* [Records for the exercise]
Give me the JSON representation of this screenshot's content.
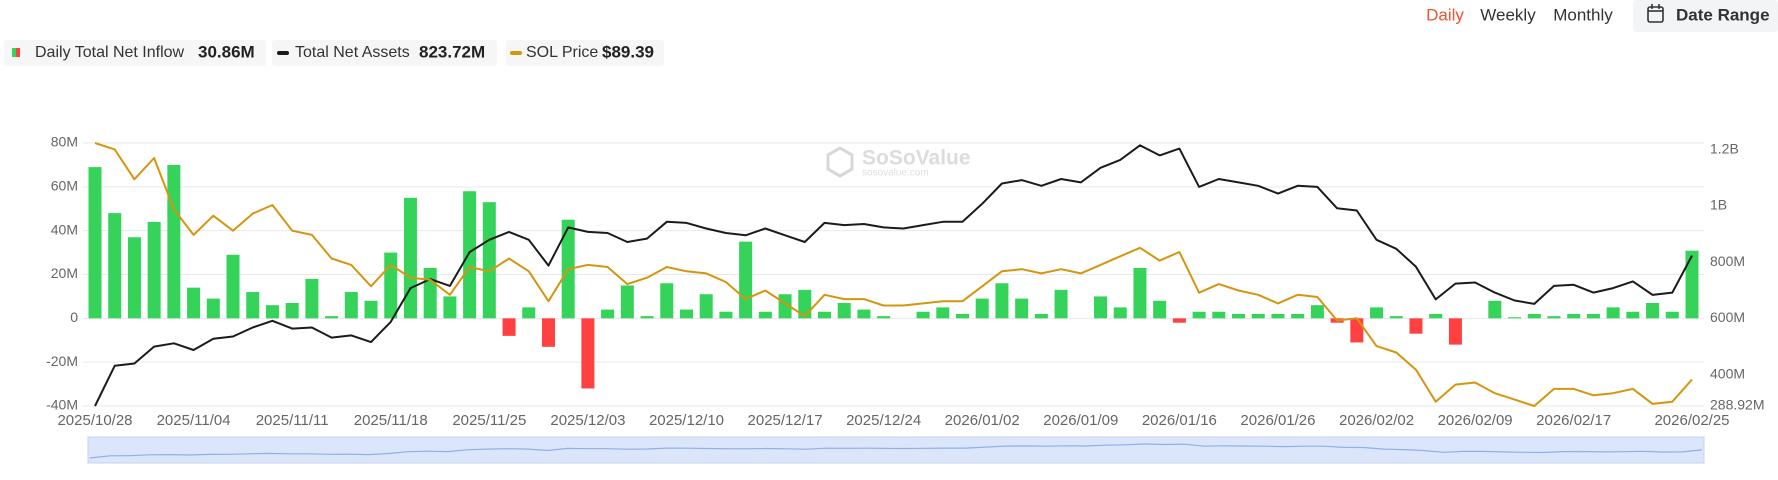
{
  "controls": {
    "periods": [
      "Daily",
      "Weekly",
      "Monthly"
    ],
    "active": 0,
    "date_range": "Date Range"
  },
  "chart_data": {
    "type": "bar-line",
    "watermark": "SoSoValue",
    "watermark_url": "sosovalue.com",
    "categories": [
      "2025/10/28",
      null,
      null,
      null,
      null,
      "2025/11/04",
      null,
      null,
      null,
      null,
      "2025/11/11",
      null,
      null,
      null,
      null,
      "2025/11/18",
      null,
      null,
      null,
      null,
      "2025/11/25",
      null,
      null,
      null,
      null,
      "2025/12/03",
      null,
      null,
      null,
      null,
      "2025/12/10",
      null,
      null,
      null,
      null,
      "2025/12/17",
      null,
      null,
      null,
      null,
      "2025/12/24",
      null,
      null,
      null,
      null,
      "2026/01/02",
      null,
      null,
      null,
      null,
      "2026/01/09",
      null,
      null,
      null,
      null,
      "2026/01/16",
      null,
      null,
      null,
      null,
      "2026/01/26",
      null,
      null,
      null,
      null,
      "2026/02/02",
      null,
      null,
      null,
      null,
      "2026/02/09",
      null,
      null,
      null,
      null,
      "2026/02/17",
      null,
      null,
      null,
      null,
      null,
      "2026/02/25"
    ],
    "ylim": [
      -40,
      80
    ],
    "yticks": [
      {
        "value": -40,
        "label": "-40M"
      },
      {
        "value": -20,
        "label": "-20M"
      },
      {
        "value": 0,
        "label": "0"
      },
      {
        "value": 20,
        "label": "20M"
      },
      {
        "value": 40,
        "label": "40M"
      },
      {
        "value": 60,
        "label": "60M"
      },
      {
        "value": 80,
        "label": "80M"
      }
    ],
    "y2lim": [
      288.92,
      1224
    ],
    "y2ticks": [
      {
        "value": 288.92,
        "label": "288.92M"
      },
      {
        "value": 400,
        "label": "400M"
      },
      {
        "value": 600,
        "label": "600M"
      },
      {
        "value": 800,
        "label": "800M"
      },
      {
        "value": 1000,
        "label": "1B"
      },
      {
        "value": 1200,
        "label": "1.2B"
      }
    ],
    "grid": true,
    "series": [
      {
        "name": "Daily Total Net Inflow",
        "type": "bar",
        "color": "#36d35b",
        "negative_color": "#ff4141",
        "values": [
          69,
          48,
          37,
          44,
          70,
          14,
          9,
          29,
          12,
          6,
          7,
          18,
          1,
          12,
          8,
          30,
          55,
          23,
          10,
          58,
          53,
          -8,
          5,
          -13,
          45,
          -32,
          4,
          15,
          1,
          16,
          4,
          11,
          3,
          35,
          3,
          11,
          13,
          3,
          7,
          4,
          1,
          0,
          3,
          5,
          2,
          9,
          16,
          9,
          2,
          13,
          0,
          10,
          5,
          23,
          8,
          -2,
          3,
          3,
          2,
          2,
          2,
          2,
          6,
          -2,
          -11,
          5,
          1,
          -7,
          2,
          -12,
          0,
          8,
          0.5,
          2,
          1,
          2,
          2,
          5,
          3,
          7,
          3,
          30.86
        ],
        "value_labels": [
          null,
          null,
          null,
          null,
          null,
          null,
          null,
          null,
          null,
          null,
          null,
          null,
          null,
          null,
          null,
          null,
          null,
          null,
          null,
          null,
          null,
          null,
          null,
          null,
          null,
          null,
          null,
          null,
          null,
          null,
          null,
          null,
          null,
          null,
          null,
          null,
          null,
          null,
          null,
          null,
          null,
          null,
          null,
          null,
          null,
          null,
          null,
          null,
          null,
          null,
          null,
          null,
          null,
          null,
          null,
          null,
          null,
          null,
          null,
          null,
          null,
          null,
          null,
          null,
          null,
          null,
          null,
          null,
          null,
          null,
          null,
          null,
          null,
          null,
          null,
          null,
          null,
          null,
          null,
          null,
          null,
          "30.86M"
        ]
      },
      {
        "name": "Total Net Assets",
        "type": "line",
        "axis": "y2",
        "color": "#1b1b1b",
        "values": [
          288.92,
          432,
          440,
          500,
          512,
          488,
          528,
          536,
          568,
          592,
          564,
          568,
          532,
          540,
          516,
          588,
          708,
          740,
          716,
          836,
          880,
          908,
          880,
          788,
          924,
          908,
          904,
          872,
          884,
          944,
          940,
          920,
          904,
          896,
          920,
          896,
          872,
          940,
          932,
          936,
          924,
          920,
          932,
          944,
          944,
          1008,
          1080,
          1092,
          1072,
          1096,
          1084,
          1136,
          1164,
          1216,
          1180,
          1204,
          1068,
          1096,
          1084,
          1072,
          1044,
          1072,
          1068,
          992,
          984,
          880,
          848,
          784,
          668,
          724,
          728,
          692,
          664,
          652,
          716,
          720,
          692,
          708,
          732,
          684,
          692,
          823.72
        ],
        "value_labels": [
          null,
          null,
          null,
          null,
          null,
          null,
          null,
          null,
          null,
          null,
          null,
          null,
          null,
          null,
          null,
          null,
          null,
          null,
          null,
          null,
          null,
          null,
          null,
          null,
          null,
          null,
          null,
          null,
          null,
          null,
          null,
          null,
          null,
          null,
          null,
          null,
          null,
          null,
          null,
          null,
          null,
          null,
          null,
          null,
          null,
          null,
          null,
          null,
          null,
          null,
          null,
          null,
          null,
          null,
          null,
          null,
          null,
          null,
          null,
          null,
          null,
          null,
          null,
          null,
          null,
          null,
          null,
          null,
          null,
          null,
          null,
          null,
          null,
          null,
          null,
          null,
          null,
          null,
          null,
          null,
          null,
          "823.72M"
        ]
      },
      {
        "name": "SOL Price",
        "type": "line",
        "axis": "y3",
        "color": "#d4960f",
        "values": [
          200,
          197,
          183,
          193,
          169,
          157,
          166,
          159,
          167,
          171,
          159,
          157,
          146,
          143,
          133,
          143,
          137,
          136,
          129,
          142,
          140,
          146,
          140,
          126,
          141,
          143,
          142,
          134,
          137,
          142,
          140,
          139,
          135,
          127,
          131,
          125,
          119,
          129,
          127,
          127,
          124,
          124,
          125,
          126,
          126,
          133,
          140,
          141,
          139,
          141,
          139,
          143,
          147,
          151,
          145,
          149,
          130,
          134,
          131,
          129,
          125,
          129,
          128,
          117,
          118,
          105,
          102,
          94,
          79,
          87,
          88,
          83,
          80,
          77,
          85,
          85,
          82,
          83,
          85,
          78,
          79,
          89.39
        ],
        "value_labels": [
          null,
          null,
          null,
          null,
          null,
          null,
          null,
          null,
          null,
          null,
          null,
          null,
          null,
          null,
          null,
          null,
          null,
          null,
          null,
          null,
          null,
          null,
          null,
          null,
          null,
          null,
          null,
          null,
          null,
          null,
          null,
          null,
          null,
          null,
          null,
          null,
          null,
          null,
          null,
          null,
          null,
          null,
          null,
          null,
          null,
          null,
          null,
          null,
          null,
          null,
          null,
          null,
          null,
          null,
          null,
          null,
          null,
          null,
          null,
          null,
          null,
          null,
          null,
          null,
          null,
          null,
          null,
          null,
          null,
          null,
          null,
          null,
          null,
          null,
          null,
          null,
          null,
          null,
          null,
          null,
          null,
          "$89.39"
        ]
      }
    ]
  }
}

---

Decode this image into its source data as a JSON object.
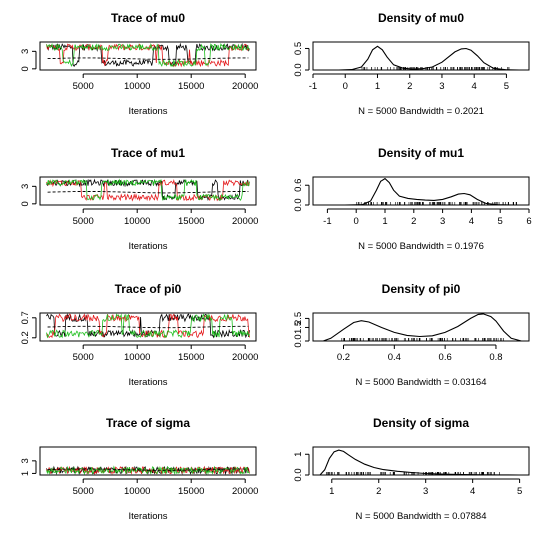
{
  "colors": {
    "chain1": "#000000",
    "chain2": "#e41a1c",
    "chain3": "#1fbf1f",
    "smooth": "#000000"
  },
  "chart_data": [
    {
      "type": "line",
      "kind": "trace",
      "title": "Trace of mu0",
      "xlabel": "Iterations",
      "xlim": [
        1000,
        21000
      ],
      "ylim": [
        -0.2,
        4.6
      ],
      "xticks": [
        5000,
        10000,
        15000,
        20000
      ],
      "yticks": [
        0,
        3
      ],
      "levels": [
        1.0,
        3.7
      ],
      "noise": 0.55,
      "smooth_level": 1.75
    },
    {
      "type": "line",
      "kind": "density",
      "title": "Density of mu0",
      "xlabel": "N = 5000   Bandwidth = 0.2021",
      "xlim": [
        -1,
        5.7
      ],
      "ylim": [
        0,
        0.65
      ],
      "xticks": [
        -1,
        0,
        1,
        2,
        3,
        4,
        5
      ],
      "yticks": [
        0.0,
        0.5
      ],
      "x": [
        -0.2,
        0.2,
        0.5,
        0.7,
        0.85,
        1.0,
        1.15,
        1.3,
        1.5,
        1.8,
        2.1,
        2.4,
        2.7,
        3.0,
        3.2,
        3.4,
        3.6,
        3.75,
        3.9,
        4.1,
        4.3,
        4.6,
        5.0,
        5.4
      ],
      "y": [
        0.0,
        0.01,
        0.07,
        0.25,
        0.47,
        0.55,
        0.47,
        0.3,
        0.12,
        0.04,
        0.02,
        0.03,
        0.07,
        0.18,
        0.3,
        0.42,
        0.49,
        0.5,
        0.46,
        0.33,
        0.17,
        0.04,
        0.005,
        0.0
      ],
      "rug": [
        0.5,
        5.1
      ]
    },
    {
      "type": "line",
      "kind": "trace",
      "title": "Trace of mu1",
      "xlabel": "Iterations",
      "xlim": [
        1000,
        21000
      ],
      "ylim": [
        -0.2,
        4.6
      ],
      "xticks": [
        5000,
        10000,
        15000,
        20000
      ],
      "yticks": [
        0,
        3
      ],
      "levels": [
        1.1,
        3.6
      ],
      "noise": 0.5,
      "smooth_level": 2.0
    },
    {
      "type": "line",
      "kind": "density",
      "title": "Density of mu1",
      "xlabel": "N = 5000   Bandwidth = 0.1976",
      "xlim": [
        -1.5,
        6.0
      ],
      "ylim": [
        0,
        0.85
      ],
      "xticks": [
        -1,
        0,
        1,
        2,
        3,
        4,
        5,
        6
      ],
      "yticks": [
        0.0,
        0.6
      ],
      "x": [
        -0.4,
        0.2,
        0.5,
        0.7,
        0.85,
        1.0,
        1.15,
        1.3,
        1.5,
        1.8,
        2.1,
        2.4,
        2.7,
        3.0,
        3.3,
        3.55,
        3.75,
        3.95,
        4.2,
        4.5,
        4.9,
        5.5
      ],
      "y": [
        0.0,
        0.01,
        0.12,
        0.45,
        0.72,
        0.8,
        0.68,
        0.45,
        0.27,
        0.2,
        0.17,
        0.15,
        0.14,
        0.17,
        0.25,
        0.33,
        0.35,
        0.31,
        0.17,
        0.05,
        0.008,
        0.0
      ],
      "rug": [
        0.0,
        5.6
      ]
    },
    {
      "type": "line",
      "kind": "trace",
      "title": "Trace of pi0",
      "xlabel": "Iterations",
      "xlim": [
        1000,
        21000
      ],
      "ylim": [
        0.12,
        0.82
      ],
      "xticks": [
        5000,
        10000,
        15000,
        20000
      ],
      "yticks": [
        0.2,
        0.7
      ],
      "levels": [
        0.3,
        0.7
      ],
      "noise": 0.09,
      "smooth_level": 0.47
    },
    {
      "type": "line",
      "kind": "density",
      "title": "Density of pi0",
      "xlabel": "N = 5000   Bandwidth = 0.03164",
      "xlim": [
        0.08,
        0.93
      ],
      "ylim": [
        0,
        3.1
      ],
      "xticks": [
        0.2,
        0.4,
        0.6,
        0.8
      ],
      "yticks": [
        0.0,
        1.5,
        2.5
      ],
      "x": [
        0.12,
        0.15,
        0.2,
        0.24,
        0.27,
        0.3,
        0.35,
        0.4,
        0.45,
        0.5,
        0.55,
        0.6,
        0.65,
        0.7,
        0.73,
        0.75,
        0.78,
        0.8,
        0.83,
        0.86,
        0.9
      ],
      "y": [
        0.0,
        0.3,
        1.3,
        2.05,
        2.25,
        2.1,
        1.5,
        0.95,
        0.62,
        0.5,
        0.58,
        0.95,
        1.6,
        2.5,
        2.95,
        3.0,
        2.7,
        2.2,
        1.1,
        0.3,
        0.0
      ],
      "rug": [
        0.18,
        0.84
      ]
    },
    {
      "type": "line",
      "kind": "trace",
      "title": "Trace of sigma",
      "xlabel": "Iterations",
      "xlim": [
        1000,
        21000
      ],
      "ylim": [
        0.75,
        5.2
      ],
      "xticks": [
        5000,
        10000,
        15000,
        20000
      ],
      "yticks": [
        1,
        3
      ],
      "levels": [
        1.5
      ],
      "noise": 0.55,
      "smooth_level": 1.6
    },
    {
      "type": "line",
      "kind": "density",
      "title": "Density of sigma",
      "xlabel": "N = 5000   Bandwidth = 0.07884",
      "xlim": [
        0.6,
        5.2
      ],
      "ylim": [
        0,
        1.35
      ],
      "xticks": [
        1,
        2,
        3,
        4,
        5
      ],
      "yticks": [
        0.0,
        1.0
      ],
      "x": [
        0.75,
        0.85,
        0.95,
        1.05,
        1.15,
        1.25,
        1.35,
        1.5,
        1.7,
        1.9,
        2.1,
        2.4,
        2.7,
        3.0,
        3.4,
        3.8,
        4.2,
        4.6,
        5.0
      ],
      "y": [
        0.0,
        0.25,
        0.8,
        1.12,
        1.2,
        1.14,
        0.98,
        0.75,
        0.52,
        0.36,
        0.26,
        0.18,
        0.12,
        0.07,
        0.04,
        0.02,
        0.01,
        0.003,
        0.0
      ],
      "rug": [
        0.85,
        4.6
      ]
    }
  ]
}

==

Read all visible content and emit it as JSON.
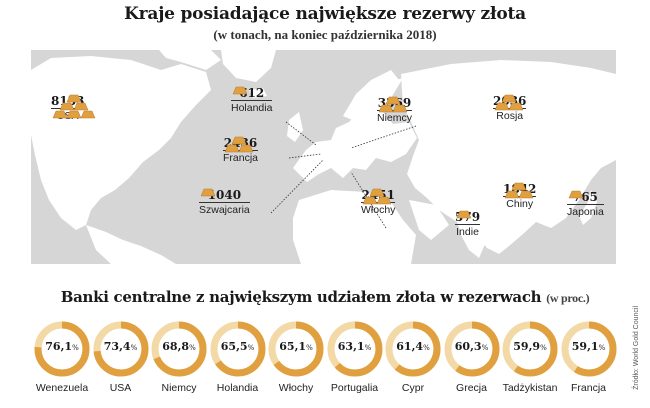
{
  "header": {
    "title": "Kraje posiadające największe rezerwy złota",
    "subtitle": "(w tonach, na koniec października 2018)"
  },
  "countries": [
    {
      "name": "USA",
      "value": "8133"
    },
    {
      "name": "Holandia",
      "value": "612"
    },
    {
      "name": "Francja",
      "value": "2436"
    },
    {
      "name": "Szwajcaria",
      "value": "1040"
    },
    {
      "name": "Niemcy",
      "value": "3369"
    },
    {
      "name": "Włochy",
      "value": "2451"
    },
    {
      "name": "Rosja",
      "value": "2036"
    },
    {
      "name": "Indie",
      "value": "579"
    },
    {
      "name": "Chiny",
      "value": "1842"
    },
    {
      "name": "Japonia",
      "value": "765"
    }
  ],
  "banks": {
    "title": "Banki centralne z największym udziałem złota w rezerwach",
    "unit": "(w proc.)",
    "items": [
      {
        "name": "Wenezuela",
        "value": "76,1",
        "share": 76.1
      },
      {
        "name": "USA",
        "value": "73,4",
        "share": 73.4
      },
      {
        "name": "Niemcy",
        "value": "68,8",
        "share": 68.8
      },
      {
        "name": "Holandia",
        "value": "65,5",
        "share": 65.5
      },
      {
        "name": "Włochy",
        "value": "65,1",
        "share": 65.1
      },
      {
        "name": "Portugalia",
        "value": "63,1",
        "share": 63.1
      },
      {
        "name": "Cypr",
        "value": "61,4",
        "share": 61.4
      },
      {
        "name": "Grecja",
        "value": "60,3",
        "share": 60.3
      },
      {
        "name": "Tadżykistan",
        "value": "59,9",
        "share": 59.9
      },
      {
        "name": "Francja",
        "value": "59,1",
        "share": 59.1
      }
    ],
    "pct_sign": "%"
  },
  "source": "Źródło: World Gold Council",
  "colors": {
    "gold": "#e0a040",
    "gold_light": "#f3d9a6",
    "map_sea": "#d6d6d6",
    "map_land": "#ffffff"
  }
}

* [Exercise]
Among the entries above, how many lines include the word "JSON"? Reply with the number only.

* [Correct output]
3